[Data entries]

####################

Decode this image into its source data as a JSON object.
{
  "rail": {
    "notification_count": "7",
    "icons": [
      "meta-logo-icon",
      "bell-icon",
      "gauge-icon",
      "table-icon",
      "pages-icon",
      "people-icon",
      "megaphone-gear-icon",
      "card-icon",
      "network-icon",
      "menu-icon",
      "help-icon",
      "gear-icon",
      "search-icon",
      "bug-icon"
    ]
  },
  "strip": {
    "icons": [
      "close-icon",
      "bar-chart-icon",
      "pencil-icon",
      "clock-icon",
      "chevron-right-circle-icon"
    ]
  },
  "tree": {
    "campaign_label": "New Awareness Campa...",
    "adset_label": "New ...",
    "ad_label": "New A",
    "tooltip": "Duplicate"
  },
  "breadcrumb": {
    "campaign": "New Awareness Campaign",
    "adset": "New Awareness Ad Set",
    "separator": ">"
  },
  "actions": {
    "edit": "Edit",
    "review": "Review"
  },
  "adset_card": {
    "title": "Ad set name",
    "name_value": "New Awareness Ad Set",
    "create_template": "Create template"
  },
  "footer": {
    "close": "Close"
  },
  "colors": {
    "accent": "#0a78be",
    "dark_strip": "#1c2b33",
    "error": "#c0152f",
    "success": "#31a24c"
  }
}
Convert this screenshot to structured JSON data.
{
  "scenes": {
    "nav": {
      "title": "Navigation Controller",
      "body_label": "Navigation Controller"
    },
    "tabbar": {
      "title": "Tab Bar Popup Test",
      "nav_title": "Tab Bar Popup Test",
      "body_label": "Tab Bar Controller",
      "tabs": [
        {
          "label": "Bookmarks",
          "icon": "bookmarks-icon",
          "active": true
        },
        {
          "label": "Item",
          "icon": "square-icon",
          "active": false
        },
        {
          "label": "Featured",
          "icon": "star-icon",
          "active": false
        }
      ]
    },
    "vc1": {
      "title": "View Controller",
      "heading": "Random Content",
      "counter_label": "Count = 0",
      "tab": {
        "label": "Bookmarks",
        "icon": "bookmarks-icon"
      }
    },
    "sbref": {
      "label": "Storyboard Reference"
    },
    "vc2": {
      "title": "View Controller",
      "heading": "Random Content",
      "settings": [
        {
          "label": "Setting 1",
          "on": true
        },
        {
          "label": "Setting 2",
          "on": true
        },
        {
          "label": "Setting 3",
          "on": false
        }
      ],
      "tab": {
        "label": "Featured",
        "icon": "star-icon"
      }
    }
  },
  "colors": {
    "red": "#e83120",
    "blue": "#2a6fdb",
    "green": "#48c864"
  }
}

####################

**Task prompt**
Each line holding "this" must be found and copied.

**Expected answer**
Decode this image into its source data as a JSON object.
Convert this screenshot to structured JSON data.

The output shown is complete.